**GIVEN PROBLEM**
Set each record down exactly, excluding all images.
--- MATERIAL PROVIDED ---
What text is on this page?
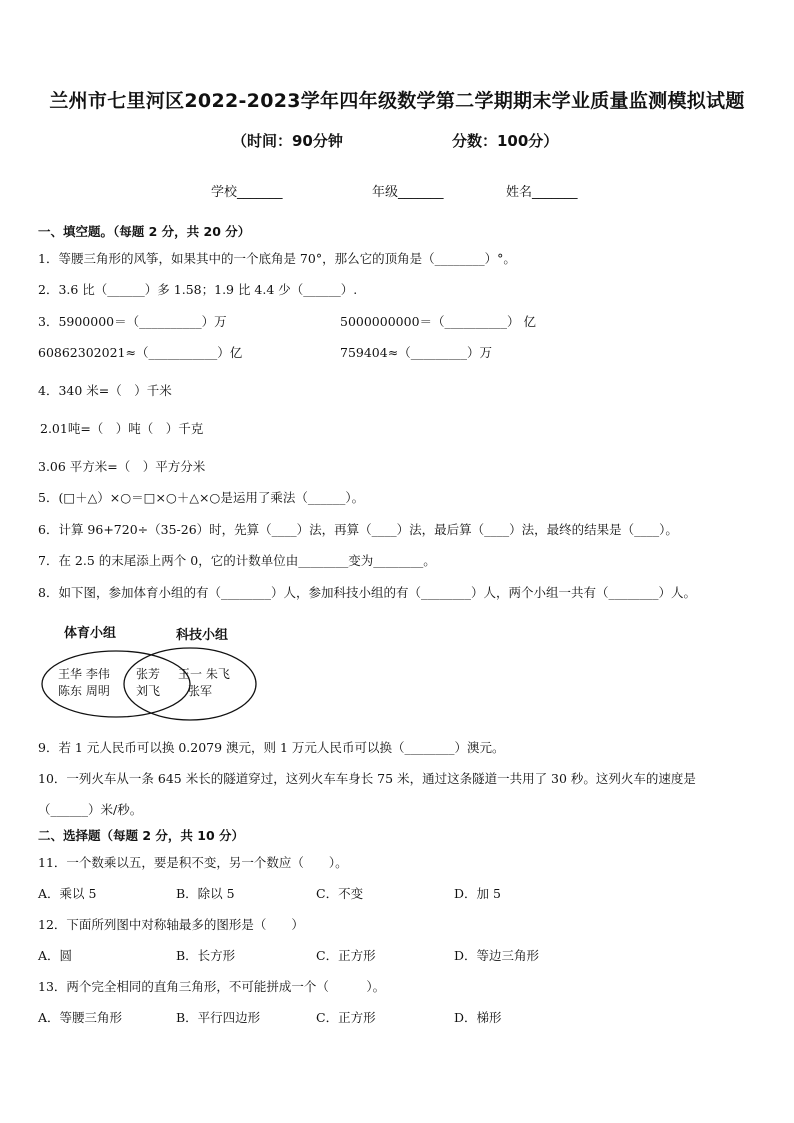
兰州市七里河区2022-2023学年四年级数学第二学期期末学业质量监测模拟试题
（时间：90分钟	分数：100分）
学校_______	年级_______	姓名_______
一、填空题。（每题 2 分，共 20 分）
1．等腰三角形的风筝，如果其中的一个底角是 70°，那么它的顶角是（________）°。
2．3.6 比（______）多 1.58；1.9 比 4.4 少（______）.
3．5900000＝（__________）万	5000000000＝（__________） 亿
60862302021≈（___________）亿	759404≈（_________）万
4．340 米=（　）千米
2.01吨=（　）吨（　）千克
3.06 平方米=（　）平方分米
5．(□＋△）×○＝□×○＋△×○是运用了乘法（______）。
6．计算 96+720÷（35-26）时，先算（____）法，再算（____）法，最后算（____）法，最终的结果是（____）。
7．在 2.5 的末尾添上两个 0，它的计数单位由________变为________。
8．如下图，参加体育小组的有（________）人，参加科技小组的有（________）人，两个小组一共有（________）人。
体育小组	科技小组
王华 李伟
陈东 周明
张芳
刘飞
王一 朱飞
张军
9．若 1 元人民币可以换 0.2079 澳元，则 1 万元人民币可以换（________）澳元。
10．一列火车从一条 645 米长的隧道穿过，这列火车车身长 75 米，通过这条隧道一共用了 30 秒。这列火车的速度是
（______）米/秒。
二、选择题（每题 2 分，共 10 分）
11．一个数乘以五，要是积不变，另一个数应（　　）。
A．乘以 5	B．除以 5	C．不变	D．加 5
12．下面所列图中对称轴最多的图形是（　　）
A．圆	B．长方形	C．正方形	D．等边三角形
13．两个完全相同的直角三角形，不可能拼成一个（　　　）。
A．等腰三角形	B．平行四边形	C．正方形	D．梯形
---
**THE SOLUTION**
What text is on this page?
兰州市七里河区2022-2023学年四年级数学第二学期期末学业质量监测模拟试题
（时间：90分钟	分数：100分）
学校_______	年级_______	姓名_______
一、填空题。（每题 2 分，共 20 分）
1．等腰三角形的风筝，如果其中的一个底角是 70°，那么它的顶角是（________）°。
2．3.6 比（______）多 1.58；1.9 比 4.4 少（______）.
3．5900000＝（__________）万	5000000000＝（__________） 亿
60862302021≈（___________）亿	759404≈（_________）万
4．340 米=（　）千米
2.01吨=（　）吨（　）千克
3.06 平方米=（　）平方分米
5．(□＋△）×○＝□×○＋△×○是运用了乘法（______）。
6．计算 96+720÷（35-26）时，先算（____）法，再算（____）法，最后算（____）法，最终的结果是（____）。
7．在 2.5 的末尾添上两个 0，它的计数单位由________变为________。
8．如下图，参加体育小组的有（________）人，参加科技小组的有（________）人，两个小组一共有（________）人。
体育小组	科技小组
王华 李伟
陈东 周明
张芳
刘飞
王一 朱飞
张军
9．若 1 元人民币可以换 0.2079 澳元，则 1 万元人民币可以换（________）澳元。
10．一列火车从一条 645 米长的隧道穿过，这列火车车身长 75 米，通过这条隧道一共用了 30 秒。这列火车的速度是
（______）米/秒。
二、选择题（每题 2 分，共 10 分）
11．一个数乘以五，要是积不变，另一个数应（　　）。
A．乘以 5	B．除以 5	C．不变	D．加 5
12．下面所列图中对称轴最多的图形是（　　）
A．圆	B．长方形	C．正方形	D．等边三角形
13．两个完全相同的直角三角形，不可能拼成一个（　　　）。
A．等腰三角形	B．平行四边形	C．正方形	D．梯形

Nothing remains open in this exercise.